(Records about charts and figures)
###
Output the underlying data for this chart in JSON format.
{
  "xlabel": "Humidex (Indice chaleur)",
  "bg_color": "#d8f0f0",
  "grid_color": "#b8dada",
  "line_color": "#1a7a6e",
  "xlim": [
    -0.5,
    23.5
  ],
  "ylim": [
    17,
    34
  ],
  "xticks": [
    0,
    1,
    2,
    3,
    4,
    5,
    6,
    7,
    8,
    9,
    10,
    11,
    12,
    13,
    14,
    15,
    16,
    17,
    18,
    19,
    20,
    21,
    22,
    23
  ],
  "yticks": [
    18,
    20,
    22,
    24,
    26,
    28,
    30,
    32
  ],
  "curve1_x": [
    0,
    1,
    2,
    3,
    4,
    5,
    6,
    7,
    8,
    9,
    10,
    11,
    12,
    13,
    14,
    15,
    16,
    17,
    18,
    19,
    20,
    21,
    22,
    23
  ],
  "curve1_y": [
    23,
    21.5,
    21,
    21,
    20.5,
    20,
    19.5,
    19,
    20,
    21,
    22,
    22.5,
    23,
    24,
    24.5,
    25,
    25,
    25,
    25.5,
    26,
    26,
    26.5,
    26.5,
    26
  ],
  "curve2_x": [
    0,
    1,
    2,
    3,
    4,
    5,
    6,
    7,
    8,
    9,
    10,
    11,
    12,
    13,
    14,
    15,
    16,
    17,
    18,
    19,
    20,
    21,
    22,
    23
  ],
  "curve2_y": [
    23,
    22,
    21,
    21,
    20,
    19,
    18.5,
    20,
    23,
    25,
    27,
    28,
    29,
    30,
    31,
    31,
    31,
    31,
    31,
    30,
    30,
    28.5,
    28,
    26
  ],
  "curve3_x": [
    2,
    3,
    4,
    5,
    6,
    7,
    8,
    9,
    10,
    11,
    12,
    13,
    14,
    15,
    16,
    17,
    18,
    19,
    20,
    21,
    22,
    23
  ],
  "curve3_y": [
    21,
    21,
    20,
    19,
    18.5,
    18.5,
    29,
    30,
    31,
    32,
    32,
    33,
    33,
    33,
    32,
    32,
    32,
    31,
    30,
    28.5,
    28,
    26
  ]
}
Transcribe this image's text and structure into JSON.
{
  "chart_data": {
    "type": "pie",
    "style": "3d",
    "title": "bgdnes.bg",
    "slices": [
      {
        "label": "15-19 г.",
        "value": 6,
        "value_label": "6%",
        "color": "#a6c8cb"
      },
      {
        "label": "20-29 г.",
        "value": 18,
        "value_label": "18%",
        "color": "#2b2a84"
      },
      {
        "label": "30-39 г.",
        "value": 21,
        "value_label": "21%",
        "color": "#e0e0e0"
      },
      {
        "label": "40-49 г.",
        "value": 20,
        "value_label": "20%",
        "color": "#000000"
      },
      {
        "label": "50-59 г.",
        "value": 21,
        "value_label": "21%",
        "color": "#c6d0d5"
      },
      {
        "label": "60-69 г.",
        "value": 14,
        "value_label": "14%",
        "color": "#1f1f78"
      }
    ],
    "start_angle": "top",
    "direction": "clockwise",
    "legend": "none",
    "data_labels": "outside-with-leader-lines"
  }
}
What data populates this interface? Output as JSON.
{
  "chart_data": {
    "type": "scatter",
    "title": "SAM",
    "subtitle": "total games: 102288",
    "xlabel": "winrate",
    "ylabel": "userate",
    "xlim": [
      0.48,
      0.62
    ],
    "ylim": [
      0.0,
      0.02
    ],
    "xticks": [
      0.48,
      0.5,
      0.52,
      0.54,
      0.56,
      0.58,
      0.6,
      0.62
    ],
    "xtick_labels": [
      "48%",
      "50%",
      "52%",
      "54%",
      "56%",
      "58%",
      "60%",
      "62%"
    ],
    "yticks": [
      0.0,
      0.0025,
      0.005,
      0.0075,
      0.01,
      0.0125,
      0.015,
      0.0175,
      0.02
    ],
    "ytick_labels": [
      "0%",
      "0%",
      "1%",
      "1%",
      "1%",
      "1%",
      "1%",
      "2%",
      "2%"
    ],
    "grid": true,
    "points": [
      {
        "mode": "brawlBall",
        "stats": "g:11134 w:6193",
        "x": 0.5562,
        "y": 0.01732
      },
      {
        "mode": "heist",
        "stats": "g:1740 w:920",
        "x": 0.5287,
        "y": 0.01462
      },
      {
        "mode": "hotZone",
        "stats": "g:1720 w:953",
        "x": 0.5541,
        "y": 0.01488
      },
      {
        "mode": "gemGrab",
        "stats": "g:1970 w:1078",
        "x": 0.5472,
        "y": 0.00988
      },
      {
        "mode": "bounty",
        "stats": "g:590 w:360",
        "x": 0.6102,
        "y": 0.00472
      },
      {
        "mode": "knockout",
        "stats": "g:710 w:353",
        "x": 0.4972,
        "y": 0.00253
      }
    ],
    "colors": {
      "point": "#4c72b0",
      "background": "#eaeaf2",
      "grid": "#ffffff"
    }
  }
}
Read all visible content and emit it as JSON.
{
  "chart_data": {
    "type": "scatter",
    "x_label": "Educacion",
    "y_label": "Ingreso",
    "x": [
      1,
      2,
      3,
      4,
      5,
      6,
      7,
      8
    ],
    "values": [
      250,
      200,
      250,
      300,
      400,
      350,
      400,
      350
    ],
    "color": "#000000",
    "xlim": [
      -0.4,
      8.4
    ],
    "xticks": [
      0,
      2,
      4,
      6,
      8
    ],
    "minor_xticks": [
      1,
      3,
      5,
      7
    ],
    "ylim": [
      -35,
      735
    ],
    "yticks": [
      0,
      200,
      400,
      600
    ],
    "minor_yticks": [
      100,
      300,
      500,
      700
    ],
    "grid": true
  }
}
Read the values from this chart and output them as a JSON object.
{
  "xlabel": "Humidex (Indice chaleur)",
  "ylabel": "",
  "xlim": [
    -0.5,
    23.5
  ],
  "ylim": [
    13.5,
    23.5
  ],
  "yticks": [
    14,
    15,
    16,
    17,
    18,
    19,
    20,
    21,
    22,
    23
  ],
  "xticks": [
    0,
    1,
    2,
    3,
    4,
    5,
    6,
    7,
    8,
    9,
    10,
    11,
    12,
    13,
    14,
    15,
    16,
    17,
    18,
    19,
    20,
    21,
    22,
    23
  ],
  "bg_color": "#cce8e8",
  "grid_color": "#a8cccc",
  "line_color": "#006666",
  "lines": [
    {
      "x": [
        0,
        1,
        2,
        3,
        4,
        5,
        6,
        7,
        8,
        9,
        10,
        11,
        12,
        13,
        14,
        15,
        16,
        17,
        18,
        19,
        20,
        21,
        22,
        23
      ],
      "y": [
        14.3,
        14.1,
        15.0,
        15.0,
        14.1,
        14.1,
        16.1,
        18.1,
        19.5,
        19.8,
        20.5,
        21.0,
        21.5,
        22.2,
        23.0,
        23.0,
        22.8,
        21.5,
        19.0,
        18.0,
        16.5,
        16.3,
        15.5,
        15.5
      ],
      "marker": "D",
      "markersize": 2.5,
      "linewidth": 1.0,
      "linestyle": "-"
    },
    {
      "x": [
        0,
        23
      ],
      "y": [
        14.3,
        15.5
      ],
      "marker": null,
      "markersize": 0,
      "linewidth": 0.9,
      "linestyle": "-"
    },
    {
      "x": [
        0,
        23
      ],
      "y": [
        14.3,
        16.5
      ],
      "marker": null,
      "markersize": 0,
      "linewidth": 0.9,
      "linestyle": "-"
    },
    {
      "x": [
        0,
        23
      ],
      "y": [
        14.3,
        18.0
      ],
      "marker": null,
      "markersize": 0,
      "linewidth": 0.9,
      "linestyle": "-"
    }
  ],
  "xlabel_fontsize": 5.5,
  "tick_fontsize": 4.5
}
###
- [AIM OF THE TASK]: The records above are to be copied in full, exactly as written.

- [TASK OUTPUT]:
Output the underlying data for this chart in JSON format.
{
  "xlabel": "Humidex (Indice chaleur)",
  "bg_color": "#d8f0f0",
  "grid_color": "#b8dada",
  "line_color": "#1a7a6e",
  "xlim": [
    -0.5,
    23.5
  ],
  "ylim": [
    17,
    34
  ],
  "xticks": [
    0,
    1,
    2,
    3,
    4,
    5,
    6,
    7,
    8,
    9,
    10,
    11,
    12,
    13,
    14,
    15,
    16,
    17,
    18,
    19,
    20,
    21,
    22,
    23
  ],
  "yticks": [
    18,
    20,
    22,
    24,
    26,
    28,
    30,
    32
  ],
  "curve1_x": [
    0,
    1,
    2,
    3,
    4,
    5,
    6,
    7,
    8,
    9,
    10,
    11,
    12,
    13,
    14,
    15,
    16,
    17,
    18,
    19,
    20,
    21,
    22,
    23
  ],
  "curve1_y": [
    23,
    21.5,
    21,
    21,
    20.5,
    20,
    19.5,
    19,
    20,
    21,
    22,
    22.5,
    23,
    24,
    24.5,
    25,
    25,
    25,
    25.5,
    26,
    26,
    26.5,
    26.5,
    26
  ],
  "curve2_x": [
    0,
    1,
    2,
    3,
    4,
    5,
    6,
    7,
    8,
    9,
    10,
    11,
    12,
    13,
    14,
    15,
    16,
    17,
    18,
    19,
    20,
    21,
    22,
    23
  ],
  "curve2_y": [
    23,
    22,
    21,
    21,
    20,
    19,
    18.5,
    20,
    23,
    25,
    27,
    28,
    29,
    30,
    31,
    31,
    31,
    31,
    31,
    30,
    30,
    28.5,
    28,
    26
  ],
  "curve3_x": [
    2,
    3,
    4,
    5,
    6,
    7,
    8,
    9,
    10,
    11,
    12,
    13,
    14,
    15,
    16,
    17,
    18,
    19,
    20,
    21,
    22,
    23
  ],
  "curve3_y": [
    21,
    21,
    20,
    19,
    18.5,
    18.5,
    29,
    30,
    31,
    32,
    32,
    33,
    33,
    33,
    32,
    32,
    32,
    31,
    30,
    28.5,
    28,
    26
  ]
}
Transcribe this image's text and structure into JSON.
{
  "chart_data": {
    "type": "pie",
    "style": "3d",
    "title": "bgdnes.bg",
    "slices": [
      {
        "label": "15-19 г.",
        "value": 6,
        "value_label": "6%",
        "color": "#a6c8cb"
      },
      {
        "label": "20-29 г.",
        "value": 18,
        "value_label": "18%",
        "color": "#2b2a84"
      },
      {
        "label": "30-39 г.",
        "value": 21,
        "value_label": "21%",
        "color": "#e0e0e0"
      },
      {
        "label": "40-49 г.",
        "value": 20,
        "value_label": "20%",
        "color": "#000000"
      },
      {
        "label": "50-59 г.",
        "value": 21,
        "value_label": "21%",
        "color": "#c6d0d5"
      },
      {
        "label": "60-69 г.",
        "value": 14,
        "value_label": "14%",
        "color": "#1f1f78"
      }
    ],
    "start_angle": "top",
    "direction": "clockwise",
    "legend": "none",
    "data_labels": "outside-with-leader-lines"
  }
}
What data populates this interface? Output as JSON.
{
  "chart_data": {
    "type": "scatter",
    "title": "SAM",
    "subtitle": "total games: 102288",
    "xlabel": "winrate",
    "ylabel": "userate",
    "xlim": [
      0.48,
      0.62
    ],
    "ylim": [
      0.0,
      0.02
    ],
    "xticks": [
      0.48,
      0.5,
      0.52,
      0.54,
      0.56,
      0.58,
      0.6,
      0.62
    ],
    "xtick_labels": [
      "48%",
      "50%",
      "52%",
      "54%",
      "56%",
      "58%",
      "60%",
      "62%"
    ],
    "yticks": [
      0.0,
      0.0025,
      0.005,
      0.0075,
      0.01,
      0.0125,
      0.015,
      0.0175,
      0.02
    ],
    "ytick_labels": [
      "0%",
      "0%",
      "1%",
      "1%",
      "1%",
      "1%",
      "1%",
      "2%",
      "2%"
    ],
    "grid": true,
    "points": [
      {
        "mode": "brawlBall",
        "stats": "g:11134 w:6193",
        "x": 0.5562,
        "y": 0.01732
      },
      {
        "mode": "heist",
        "stats": "g:1740 w:920",
        "x": 0.5287,
        "y": 0.01462
      },
      {
        "mode": "hotZone",
        "stats": "g:1720 w:953",
        "x": 0.5541,
        "y": 0.01488
      },
      {
        "mode": "gemGrab",
        "stats": "g:1970 w:1078",
        "x": 0.5472,
        "y": 0.00988
      },
      {
        "mode": "bounty",
        "stats": "g:590 w:360",
        "x": 0.6102,
        "y": 0.00472
      },
      {
        "mode": "knockout",
        "stats": "g:710 w:353",
        "x": 0.4972,
        "y": 0.00253
      }
    ],
    "colors": {
      "point": "#4c72b0",
      "background": "#eaeaf2",
      "grid": "#ffffff"
    }
  }
}
Read all visible content and emit it as JSON.
{
  "chart_data": {
    "type": "scatter",
    "x_label": "Educacion",
    "y_label": "Ingreso",
    "x": [
      1,
      2,
      3,
      4,
      5,
      6,
      7,
      8
    ],
    "values": [
      250,
      200,
      250,
      300,
      400,
      350,
      400,
      350
    ],
    "color": "#000000",
    "xlim": [
      -0.4,
      8.4
    ],
    "xticks": [
      0,
      2,
      4,
      6,
      8
    ],
    "minor_xticks": [
      1,
      3,
      5,
      7
    ],
    "ylim": [
      -35,
      735
    ],
    "yticks": [
      0,
      200,
      400,
      600
    ],
    "minor_yticks": [
      100,
      300,
      500,
      700
    ],
    "grid": true
  }
}
Read the values from this chart and output them as a JSON object.
{
  "xlabel": "Humidex (Indice chaleur)",
  "ylabel": "",
  "xlim": [
    -0.5,
    23.5
  ],
  "ylim": [
    13.5,
    23.5
  ],
  "yticks": [
    14,
    15,
    16,
    17,
    18,
    19,
    20,
    21,
    22,
    23
  ],
  "xticks": [
    0,
    1,
    2,
    3,
    4,
    5,
    6,
    7,
    8,
    9,
    10,
    11,
    12,
    13,
    14,
    15,
    16,
    17,
    18,
    19,
    20,
    21,
    22,
    23
  ],
  "bg_color": "#cce8e8",
  "grid_color": "#a8cccc",
  "line_color": "#006666",
  "lines": [
    {
      "x": [
        0,
        1,
        2,
        3,
        4,
        5,
        6,
        7,
        8,
        9,
        10,
        11,
        12,
        13,
        14,
        15,
        16,
        17,
        18,
        19,
        20,
        21,
        22,
        23
      ],
      "y": [
        14.3,
        14.1,
        15.0,
        15.0,
        14.1,
        14.1,
        16.1,
        18.1,
        19.5,
        19.8,
        20.5,
        21.0,
        21.5,
        22.2,
        23.0,
        23.0,
        22.8,
        21.5,
        19.0,
        18.0,
        16.5,
        16.3,
        15.5,
        15.5
      ],
      "marker": "D",
      "markersize": 2.5,
      "linewidth": 1.0,
      "linestyle": "-"
    },
    {
      "x": [
        0,
        23
      ],
      "y": [
        14.3,
        15.5
      ],
      "marker": null,
      "markersize": 0,
      "linewidth": 0.9,
      "linestyle": "-"
    },
    {
      "x": [
        0,
        23
      ],
      "y": [
        14.3,
        16.5
      ],
      "marker": null,
      "markersize": 0,
      "linewidth": 0.9,
      "linestyle": "-"
    },
    {
      "x": [
        0,
        23
      ],
      "y": [
        14.3,
        18.0
      ],
      "marker": null,
      "markersize": 0,
      "linewidth": 0.9,
      "linestyle": "-"
    }
  ],
  "xlabel_fontsize": 5.5,
  "tick_fontsize": 4.5
}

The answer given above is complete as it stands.